▶ The request:
In the records below, pick out all lines containing the word "JSON".

Some records:

------------------------------

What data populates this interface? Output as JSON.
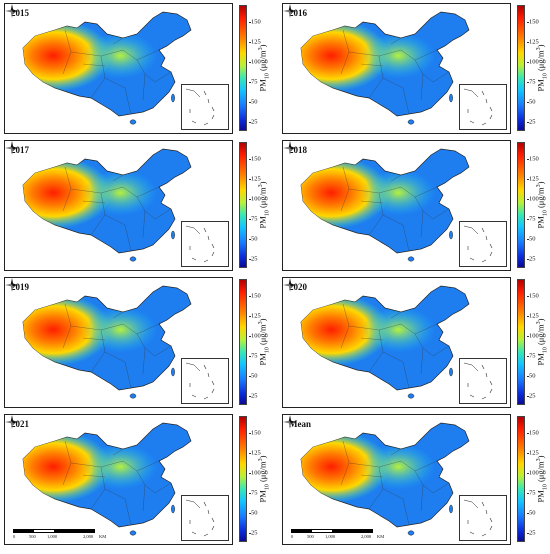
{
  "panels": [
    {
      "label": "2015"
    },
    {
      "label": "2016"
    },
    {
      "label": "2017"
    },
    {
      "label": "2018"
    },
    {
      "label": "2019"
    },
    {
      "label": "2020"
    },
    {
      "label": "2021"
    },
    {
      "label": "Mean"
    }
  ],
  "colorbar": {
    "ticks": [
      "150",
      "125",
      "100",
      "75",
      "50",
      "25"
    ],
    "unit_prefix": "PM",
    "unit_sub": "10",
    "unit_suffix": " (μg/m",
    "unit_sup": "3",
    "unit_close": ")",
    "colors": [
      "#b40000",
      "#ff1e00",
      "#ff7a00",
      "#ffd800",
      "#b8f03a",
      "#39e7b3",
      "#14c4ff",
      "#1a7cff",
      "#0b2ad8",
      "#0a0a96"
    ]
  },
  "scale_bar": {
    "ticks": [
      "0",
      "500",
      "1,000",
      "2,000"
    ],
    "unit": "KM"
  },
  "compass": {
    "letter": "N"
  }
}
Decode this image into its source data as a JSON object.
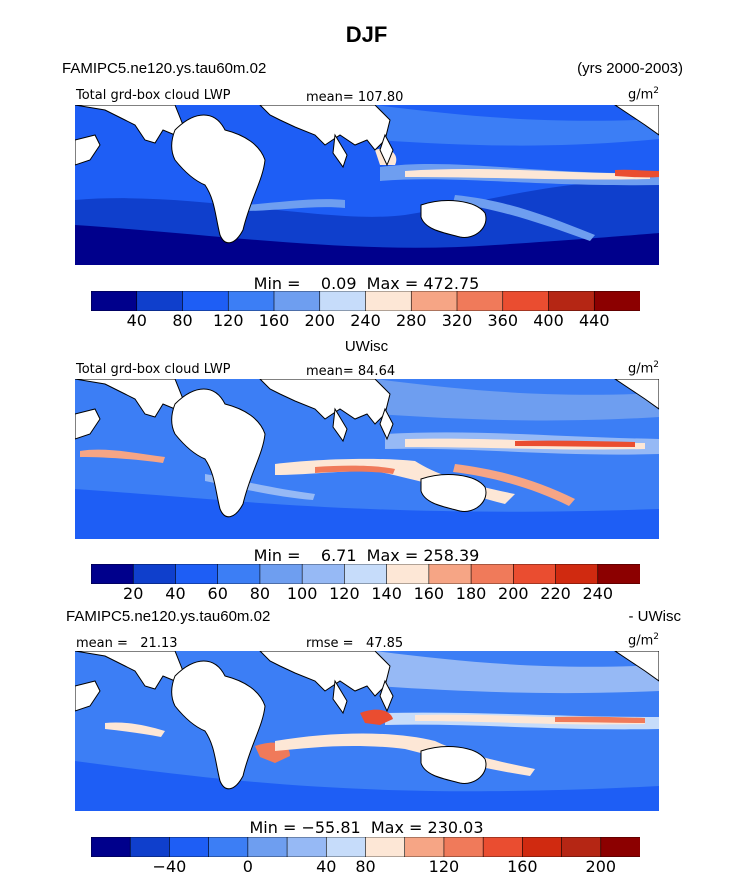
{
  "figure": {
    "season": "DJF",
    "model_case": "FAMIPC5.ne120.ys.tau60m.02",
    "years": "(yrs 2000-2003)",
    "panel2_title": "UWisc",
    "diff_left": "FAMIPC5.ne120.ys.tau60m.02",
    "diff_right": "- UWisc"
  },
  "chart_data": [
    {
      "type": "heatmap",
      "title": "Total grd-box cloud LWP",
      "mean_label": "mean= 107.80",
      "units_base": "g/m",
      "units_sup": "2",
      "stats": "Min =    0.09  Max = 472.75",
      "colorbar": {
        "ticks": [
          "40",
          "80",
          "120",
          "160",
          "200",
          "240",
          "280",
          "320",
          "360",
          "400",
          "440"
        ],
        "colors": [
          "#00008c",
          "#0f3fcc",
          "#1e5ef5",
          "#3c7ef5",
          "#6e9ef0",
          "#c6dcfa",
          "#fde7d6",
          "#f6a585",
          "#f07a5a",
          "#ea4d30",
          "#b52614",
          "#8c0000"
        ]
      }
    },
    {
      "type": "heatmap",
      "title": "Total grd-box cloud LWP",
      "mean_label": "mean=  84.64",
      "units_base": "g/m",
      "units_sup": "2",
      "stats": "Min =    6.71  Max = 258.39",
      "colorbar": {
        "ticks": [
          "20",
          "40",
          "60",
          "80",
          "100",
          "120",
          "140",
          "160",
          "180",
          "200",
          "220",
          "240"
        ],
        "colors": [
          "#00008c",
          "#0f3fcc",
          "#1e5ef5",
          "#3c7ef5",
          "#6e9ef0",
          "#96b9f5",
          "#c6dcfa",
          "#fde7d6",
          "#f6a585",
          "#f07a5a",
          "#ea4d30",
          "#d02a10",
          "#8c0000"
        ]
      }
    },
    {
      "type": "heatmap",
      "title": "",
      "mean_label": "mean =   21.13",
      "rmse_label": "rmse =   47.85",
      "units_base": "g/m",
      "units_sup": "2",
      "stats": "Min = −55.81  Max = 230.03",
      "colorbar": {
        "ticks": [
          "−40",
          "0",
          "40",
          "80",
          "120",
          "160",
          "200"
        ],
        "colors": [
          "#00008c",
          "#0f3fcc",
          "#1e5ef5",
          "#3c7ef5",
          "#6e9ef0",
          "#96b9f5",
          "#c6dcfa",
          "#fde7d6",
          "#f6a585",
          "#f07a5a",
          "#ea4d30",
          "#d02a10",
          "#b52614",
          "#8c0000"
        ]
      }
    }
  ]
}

------------------------------

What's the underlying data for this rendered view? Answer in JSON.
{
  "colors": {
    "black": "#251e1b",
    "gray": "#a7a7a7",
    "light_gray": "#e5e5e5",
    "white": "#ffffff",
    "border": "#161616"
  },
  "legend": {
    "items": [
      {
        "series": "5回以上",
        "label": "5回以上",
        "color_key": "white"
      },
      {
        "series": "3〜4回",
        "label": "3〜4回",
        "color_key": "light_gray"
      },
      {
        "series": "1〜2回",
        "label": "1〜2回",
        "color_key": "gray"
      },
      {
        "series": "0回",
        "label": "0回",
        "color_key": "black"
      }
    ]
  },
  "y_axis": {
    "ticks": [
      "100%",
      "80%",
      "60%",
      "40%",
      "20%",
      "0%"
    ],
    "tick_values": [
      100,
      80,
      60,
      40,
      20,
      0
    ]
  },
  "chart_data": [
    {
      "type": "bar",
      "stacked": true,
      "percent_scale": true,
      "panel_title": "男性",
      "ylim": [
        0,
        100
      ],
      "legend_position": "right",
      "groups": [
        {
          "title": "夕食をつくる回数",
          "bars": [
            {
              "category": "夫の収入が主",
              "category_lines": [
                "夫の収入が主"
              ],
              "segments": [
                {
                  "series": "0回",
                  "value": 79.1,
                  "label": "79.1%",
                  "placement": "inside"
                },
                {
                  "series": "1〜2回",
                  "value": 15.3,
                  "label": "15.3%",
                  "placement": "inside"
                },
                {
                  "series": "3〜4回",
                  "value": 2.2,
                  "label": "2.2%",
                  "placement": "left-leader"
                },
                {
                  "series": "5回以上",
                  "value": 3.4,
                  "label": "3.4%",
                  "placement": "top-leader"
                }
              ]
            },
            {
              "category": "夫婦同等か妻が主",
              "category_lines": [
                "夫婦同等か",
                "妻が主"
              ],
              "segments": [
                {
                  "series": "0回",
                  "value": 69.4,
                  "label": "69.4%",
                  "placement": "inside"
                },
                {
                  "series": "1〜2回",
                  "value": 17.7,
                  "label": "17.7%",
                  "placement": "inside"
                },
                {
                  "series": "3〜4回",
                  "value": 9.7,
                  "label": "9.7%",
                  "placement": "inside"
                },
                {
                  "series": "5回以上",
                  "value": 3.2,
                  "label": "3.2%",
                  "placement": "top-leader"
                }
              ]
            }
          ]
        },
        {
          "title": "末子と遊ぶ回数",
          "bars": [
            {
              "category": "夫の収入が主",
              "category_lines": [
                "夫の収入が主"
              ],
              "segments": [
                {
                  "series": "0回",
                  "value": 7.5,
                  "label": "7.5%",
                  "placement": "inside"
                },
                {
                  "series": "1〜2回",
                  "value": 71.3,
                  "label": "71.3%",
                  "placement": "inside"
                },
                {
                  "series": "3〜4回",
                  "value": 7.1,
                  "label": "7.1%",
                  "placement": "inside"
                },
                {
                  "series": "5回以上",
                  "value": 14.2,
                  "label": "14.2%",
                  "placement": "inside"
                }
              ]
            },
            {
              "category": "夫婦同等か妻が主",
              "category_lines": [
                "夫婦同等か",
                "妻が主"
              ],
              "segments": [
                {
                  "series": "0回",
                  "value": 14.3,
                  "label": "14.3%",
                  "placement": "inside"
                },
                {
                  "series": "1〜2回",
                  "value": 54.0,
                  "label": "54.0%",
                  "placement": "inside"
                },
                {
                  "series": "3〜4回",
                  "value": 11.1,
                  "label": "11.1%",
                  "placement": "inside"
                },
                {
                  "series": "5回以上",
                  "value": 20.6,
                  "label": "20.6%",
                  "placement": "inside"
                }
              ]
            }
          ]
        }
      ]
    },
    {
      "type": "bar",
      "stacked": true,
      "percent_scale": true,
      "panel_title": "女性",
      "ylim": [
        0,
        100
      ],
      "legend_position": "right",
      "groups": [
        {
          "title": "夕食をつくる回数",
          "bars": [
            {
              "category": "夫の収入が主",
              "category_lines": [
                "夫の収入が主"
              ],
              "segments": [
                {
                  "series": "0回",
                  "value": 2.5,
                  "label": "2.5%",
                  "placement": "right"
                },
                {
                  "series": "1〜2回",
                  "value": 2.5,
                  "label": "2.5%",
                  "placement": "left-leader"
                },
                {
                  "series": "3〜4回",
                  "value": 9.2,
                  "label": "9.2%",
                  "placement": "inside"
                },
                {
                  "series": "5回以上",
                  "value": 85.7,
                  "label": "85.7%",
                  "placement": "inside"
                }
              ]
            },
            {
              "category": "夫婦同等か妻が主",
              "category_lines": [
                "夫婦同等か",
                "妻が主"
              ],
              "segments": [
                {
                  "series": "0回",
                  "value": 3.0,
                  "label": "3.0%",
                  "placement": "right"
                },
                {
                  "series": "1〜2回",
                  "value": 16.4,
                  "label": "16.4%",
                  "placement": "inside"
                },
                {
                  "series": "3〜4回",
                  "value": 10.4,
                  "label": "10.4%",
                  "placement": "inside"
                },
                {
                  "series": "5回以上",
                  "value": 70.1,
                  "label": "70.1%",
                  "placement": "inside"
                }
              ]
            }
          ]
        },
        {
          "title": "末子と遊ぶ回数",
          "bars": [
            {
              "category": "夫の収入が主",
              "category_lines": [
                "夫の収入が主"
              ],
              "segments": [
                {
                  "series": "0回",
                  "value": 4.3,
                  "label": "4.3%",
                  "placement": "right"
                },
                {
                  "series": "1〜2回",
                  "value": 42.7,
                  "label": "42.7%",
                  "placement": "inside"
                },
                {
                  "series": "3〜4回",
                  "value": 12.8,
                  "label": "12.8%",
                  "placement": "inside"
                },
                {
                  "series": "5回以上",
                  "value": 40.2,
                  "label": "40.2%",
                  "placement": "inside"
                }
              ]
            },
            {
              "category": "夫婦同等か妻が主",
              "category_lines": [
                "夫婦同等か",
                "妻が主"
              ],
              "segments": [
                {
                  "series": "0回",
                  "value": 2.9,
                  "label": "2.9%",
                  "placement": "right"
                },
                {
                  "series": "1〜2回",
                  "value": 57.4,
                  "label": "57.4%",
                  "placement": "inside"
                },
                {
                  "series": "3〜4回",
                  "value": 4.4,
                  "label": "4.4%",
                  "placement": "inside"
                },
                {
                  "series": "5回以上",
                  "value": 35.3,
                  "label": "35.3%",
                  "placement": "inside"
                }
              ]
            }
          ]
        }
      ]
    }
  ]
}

------------------------------

▶ Answer to this task:
What data populates this interface? Output as JSON.
Decode this image into its source data as a JSON object.
What's the underlying data for this rendered view? Answer in JSON.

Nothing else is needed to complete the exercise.